== Objective ==
Pictures should be excluded; otherwise, copy every entry exactly.

== Task inputs ==
--- start ---

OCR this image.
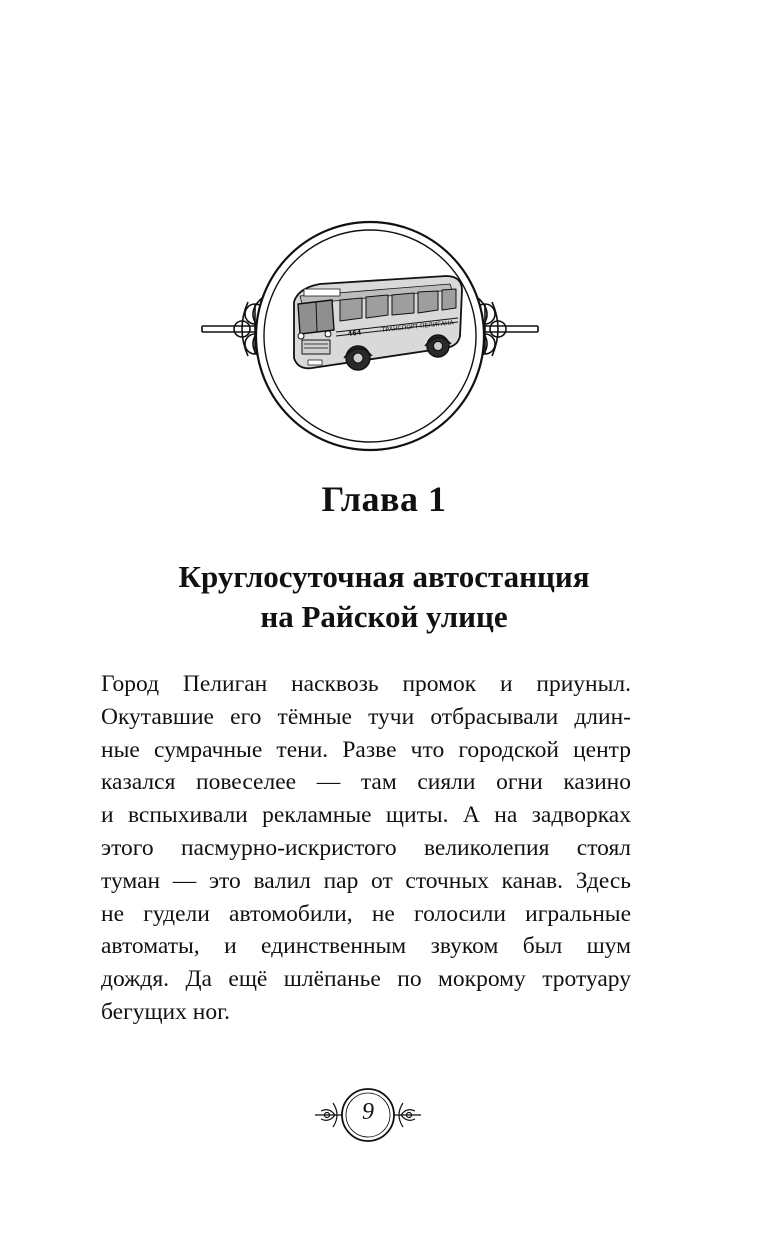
ТРАНСПОРТ ПЕЛИГАНА
464
Глава 1
Круглосуточная автостанция
на Райской улице
Город Пелиган насквозь промок и приуныл.
Окутавшие его тёмные тучи отбрасывали длин-
ные сумрачные тени. Разве что городской центр
казался повеселее — там сияли огни казино
и вспыхивали рекламные щиты. А на задворках
этого пасмурно-искристого великолепия стоял
туман — это валил пар от сточных канав. Здесь
не гудели автомобили, не голосили игральные
автоматы, и единственным звуком был шум
дождя. Да ещё шлёпанье по мокрому тротуару
бегущих ног.
9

--- end ---

== Solution to this problem ==
OCR this image.
ТРАНСПОРТ ПЕЛИГАНА
464
Глава 1
Круглосуточная автостанция
на Райской улице
Город Пелиган насквозь промок и приуныл.
Окутавшие его тёмные тучи отбрасывали длин-
ные сумрачные тени. Разве что городской центр
казался повеселее — там сияли огни казино
и вспыхивали рекламные щиты. А на задворках
этого пасмурно-искристого великолепия стоял
туман — это валил пар от сточных канав. Здесь
не гудели автомобили, не голосили игральные
автоматы, и единственным звуком был шум
дождя. Да ещё шлёпанье по мокрому тротуару
бегущих ног.
9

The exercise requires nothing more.